# Directions for this task
Transcribe the records that follow, preserving every word.
-- Begin Provided information --
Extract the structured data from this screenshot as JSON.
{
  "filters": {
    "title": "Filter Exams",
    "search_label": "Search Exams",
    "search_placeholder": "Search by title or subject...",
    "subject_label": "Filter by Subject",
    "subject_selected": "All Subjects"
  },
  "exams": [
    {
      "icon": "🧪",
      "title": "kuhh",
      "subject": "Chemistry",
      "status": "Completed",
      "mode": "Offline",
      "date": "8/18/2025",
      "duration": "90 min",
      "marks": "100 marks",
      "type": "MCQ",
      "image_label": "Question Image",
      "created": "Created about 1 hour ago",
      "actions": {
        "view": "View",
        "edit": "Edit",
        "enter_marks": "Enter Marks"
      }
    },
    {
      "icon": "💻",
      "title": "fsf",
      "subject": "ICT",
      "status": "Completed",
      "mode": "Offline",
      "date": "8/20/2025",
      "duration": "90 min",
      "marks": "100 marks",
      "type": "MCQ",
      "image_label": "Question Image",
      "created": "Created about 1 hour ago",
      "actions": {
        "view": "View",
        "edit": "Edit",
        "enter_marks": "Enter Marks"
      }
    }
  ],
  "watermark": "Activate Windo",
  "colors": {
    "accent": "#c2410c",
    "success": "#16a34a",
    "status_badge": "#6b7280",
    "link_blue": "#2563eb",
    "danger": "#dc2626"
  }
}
-- End Provided information --
# The result
Extract the structured data from this screenshot as JSON.
{
  "filters": {
    "title": "Filter Exams",
    "search_label": "Search Exams",
    "search_placeholder": "Search by title or subject...",
    "subject_label": "Filter by Subject",
    "subject_selected": "All Subjects"
  },
  "exams": [
    {
      "icon": "🧪",
      "title": "kuhh",
      "subject": "Chemistry",
      "status": "Completed",
      "mode": "Offline",
      "date": "8/18/2025",
      "duration": "90 min",
      "marks": "100 marks",
      "type": "MCQ",
      "image_label": "Question Image",
      "created": "Created about 1 hour ago",
      "actions": {
        "view": "View",
        "edit": "Edit",
        "enter_marks": "Enter Marks"
      }
    },
    {
      "icon": "💻",
      "title": "fsf",
      "subject": "ICT",
      "status": "Completed",
      "mode": "Offline",
      "date": "8/20/2025",
      "duration": "90 min",
      "marks": "100 marks",
      "type": "MCQ",
      "image_label": "Question Image",
      "created": "Created about 1 hour ago",
      "actions": {
        "view": "View",
        "edit": "Edit",
        "enter_marks": "Enter Marks"
      }
    }
  ],
  "watermark": "Activate Windo",
  "colors": {
    "accent": "#c2410c",
    "success": "#16a34a",
    "status_badge": "#6b7280",
    "link_blue": "#2563eb",
    "danger": "#dc2626"
  }
}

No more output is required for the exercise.